Copy out the material below in full, but not its images.

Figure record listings

** begin **

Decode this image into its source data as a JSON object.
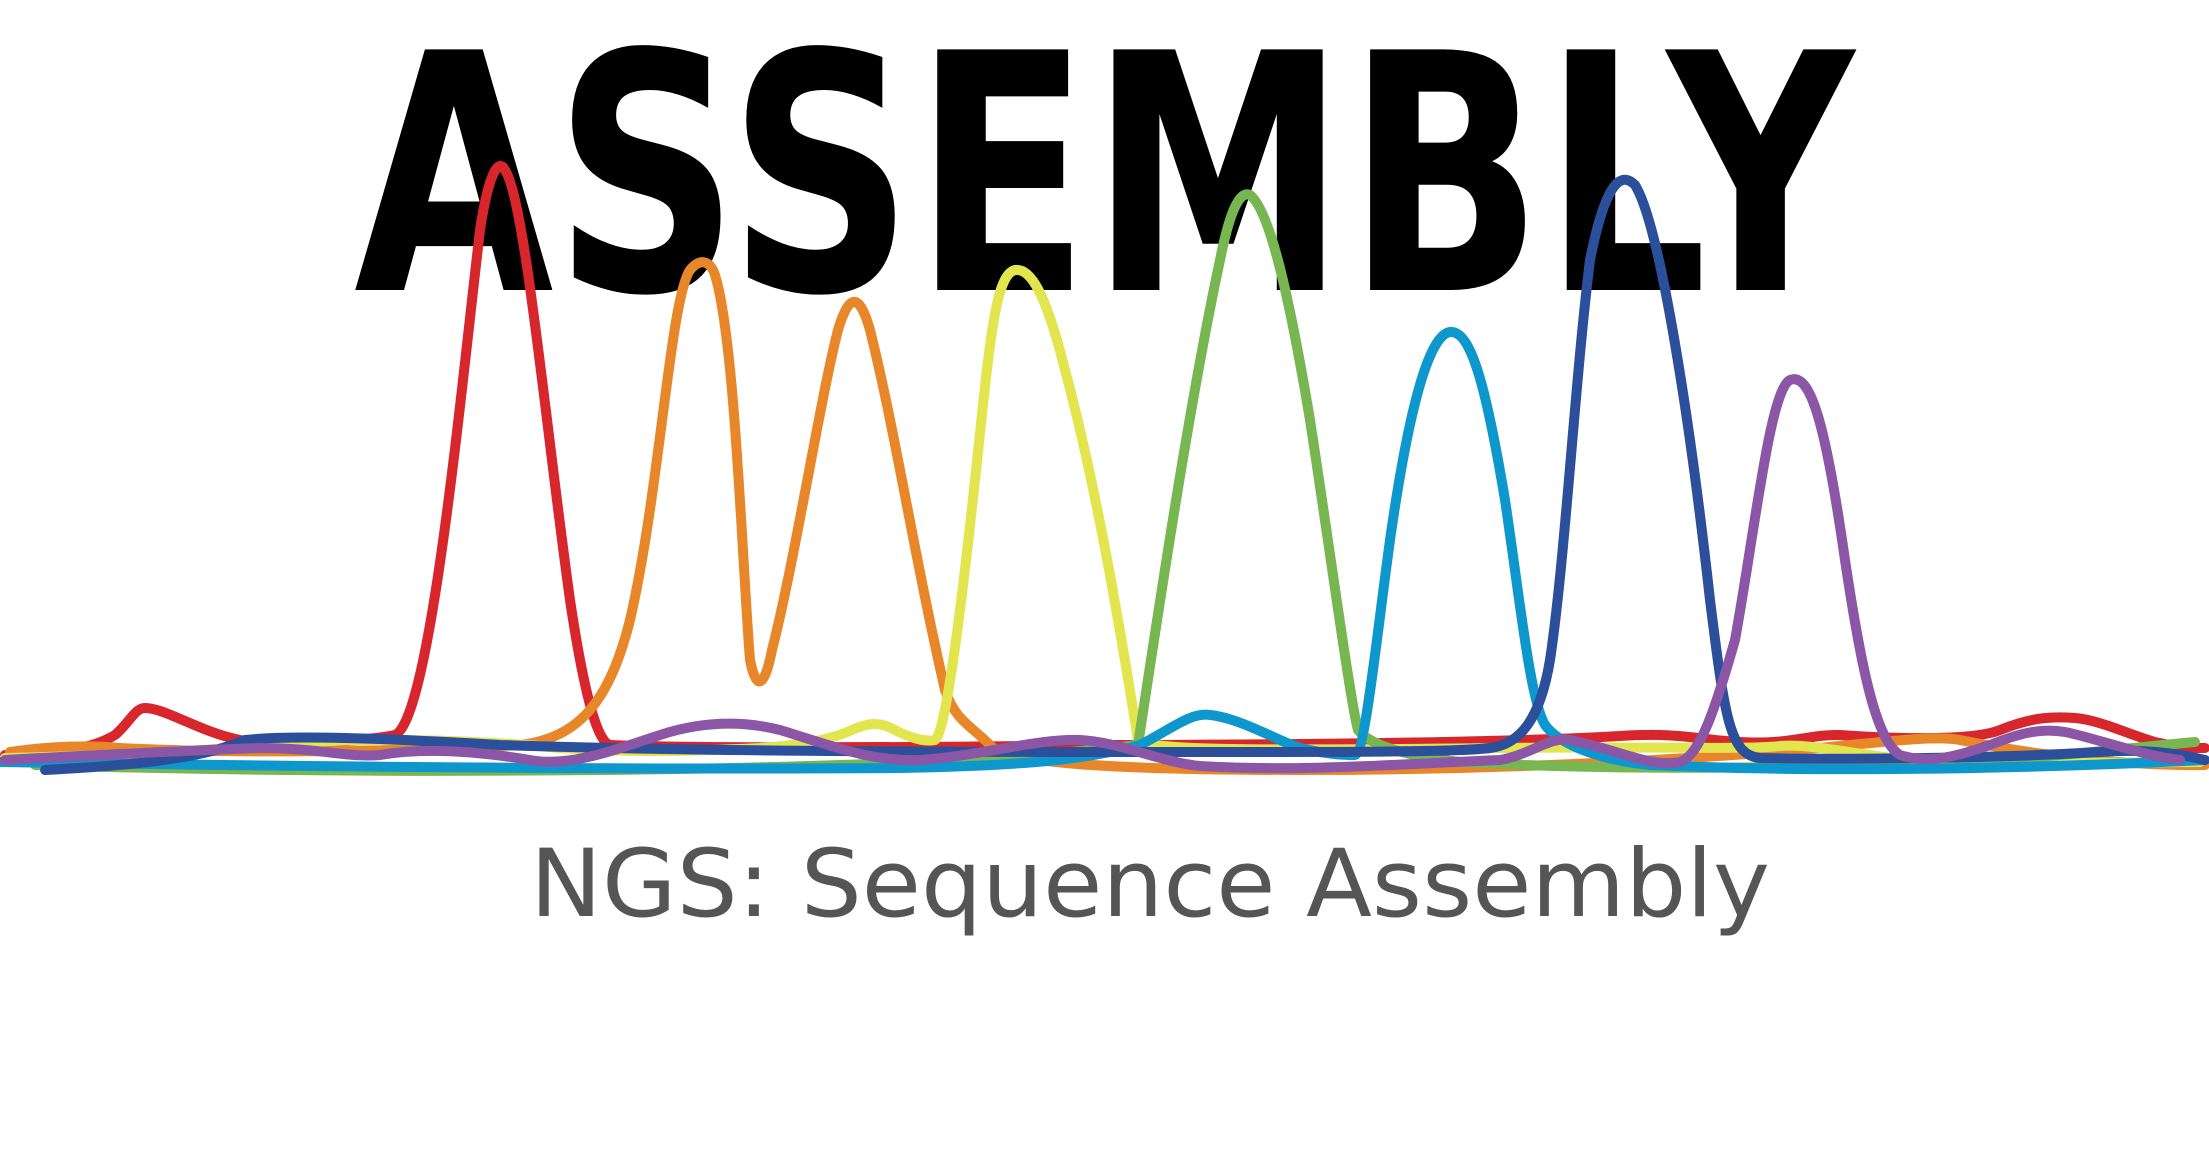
{
  "title": "ASSEMBLY",
  "subtitle": "NGS: Sequence Assembly",
  "colors": {
    "background": "#ffffff",
    "title": "#000000",
    "subtitle": "#555555"
  },
  "traces": [
    {
      "name": "red-trace",
      "color": "#d7262c"
    },
    {
      "name": "orange-trace",
      "color": "#e8872a"
    },
    {
      "name": "yellow-trace",
      "color": "#e3e54e"
    },
    {
      "name": "green-trace",
      "color": "#77b651"
    },
    {
      "name": "cyan-trace",
      "color": "#0e97cc"
    },
    {
      "name": "navy-trace",
      "color": "#2b4f9a"
    },
    {
      "name": "purple-trace",
      "color": "#8a56a5"
    }
  ]
}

** end **

**The result:**
Decode this image into its source data as a JSON object.
{
  "title": "ASSEMBLY",
  "subtitle": "NGS: Sequence Assembly",
  "colors": {
    "background": "#ffffff",
    "title": "#000000",
    "subtitle": "#555555"
  },
  "traces": [
    {
      "name": "red-trace",
      "color": "#d7262c"
    },
    {
      "name": "orange-trace",
      "color": "#e8872a"
    },
    {
      "name": "yellow-trace",
      "color": "#e3e54e"
    },
    {
      "name": "green-trace",
      "color": "#77b651"
    },
    {
      "name": "cyan-trace",
      "color": "#0e97cc"
    },
    {
      "name": "navy-trace",
      "color": "#2b4f9a"
    },
    {
      "name": "purple-trace",
      "color": "#8a56a5"
    }
  ]
}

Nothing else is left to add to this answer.